> PROMPT
Of all the lines in the material, how many include the word "JSON"? Give only the number.

○ ○ ○ ○

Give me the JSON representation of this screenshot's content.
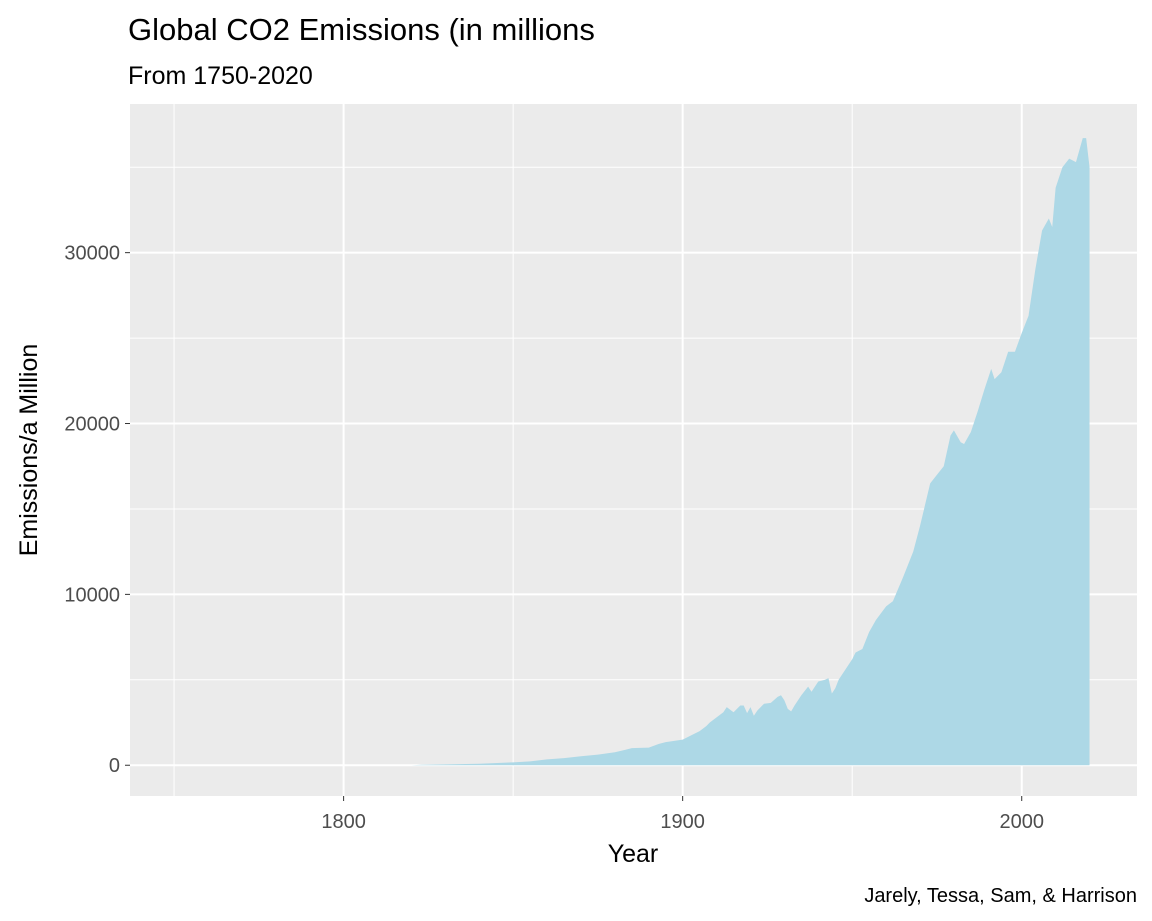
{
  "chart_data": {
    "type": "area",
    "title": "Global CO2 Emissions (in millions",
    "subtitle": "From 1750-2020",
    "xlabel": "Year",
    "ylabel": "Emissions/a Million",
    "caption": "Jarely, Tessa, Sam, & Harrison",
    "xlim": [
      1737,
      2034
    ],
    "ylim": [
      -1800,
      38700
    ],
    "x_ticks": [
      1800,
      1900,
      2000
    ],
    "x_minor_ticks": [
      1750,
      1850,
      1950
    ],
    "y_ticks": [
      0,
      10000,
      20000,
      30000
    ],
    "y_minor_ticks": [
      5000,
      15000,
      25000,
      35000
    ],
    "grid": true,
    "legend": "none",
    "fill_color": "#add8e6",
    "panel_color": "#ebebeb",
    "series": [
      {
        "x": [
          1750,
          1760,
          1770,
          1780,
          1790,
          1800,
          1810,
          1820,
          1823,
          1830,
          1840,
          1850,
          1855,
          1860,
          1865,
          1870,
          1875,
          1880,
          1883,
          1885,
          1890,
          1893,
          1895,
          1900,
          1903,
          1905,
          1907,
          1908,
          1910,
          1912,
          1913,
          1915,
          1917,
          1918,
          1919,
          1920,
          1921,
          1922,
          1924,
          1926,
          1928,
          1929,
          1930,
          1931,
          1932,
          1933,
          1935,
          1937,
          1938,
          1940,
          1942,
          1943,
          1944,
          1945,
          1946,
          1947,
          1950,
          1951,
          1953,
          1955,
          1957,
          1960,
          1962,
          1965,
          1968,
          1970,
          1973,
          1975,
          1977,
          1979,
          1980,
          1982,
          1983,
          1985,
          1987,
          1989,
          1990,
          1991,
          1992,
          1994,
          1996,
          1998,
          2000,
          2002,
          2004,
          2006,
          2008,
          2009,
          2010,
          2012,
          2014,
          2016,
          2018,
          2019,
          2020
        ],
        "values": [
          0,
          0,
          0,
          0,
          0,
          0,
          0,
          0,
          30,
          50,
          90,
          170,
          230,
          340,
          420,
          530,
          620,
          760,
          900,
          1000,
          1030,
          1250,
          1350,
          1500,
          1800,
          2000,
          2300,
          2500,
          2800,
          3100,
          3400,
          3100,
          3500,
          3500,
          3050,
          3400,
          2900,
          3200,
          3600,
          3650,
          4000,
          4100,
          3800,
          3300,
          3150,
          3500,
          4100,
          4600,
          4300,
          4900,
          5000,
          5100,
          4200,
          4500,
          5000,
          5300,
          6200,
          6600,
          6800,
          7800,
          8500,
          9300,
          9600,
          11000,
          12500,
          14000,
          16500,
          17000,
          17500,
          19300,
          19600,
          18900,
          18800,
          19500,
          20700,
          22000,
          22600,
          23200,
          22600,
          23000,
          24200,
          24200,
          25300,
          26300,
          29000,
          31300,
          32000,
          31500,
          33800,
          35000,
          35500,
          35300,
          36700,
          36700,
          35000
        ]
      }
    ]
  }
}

○ ○ ○ ○

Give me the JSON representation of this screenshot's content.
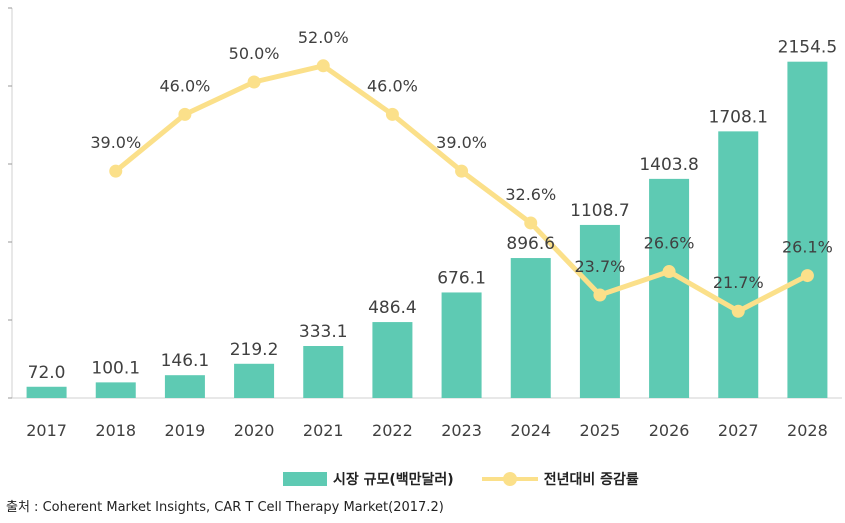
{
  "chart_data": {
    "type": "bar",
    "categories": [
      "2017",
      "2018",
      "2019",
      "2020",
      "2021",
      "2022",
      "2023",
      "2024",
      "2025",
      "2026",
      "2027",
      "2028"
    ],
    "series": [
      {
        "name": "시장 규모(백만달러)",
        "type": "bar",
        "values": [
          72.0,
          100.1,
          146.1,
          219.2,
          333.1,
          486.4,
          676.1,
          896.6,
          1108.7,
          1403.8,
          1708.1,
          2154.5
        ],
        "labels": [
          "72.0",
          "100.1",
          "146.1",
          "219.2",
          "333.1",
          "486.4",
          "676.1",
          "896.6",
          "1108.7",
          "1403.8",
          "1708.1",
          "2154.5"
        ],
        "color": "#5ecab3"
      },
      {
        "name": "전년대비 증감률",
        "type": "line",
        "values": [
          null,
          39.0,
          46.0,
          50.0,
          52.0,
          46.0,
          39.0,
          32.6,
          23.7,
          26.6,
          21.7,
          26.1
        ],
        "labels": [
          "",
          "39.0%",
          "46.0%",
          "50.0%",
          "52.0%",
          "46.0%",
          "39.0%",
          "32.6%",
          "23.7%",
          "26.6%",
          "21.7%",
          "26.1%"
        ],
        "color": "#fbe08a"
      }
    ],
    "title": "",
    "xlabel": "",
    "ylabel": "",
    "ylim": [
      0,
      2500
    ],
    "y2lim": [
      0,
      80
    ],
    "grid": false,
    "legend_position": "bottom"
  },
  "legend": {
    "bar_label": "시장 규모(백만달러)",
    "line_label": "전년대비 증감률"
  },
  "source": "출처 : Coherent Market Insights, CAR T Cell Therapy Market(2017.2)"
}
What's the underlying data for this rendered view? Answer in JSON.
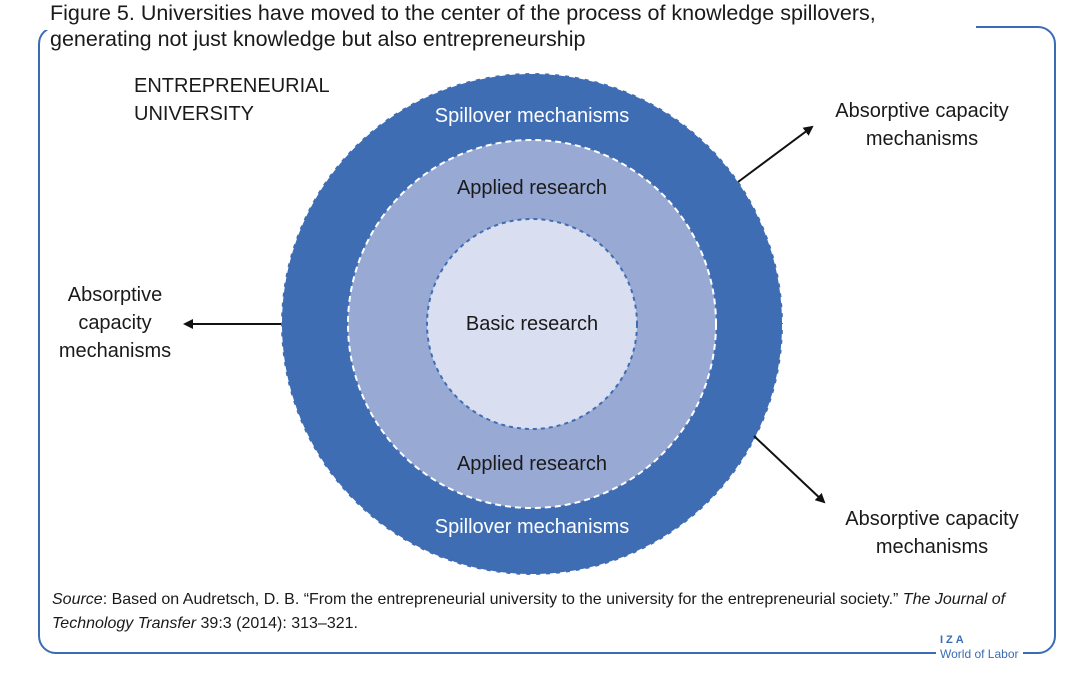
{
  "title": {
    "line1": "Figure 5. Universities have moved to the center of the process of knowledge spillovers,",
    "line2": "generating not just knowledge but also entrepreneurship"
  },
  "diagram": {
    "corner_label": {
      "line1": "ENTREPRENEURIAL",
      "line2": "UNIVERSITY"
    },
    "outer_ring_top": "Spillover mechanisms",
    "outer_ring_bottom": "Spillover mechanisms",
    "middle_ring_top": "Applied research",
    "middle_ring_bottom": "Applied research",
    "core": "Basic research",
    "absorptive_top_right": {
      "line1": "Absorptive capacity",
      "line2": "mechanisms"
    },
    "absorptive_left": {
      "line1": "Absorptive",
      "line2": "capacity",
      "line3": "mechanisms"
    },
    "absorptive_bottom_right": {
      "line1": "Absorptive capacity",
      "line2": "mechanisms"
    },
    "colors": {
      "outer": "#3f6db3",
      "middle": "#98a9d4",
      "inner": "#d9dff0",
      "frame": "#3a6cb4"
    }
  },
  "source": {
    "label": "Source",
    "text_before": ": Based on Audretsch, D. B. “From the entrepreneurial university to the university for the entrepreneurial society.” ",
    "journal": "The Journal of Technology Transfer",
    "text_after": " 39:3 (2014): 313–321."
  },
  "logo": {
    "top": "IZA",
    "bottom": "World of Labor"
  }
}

○ ○ ○ ○

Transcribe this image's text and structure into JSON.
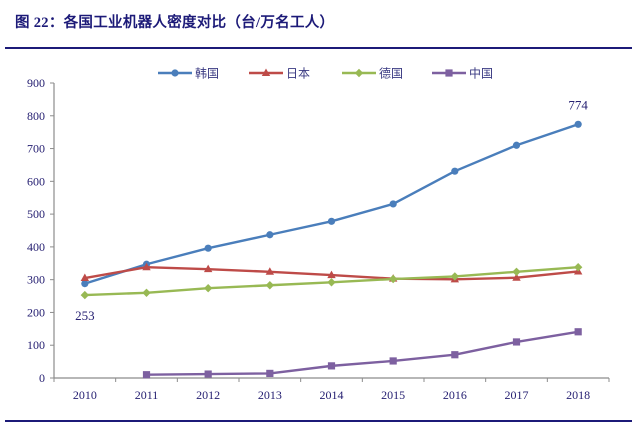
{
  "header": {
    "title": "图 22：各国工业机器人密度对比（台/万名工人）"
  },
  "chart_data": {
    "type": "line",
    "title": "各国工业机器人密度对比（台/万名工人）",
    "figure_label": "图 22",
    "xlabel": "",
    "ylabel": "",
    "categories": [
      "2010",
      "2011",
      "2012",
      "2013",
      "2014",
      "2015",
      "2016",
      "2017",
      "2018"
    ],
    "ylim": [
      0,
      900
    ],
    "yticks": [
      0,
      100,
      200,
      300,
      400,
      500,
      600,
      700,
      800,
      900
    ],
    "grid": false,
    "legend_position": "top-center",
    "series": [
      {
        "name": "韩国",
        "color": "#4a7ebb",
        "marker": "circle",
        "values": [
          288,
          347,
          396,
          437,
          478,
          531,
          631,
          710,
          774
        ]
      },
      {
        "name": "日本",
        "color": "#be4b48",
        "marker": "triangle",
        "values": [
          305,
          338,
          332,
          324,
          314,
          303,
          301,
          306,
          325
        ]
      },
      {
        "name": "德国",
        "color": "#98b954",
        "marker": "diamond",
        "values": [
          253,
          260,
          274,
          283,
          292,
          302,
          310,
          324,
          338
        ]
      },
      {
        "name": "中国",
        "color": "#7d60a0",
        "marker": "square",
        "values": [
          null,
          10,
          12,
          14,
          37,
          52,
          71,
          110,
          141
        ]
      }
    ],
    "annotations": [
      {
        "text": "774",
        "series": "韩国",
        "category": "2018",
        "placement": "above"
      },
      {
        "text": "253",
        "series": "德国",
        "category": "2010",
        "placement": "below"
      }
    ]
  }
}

○ ○ ○ ○

> REPLY
4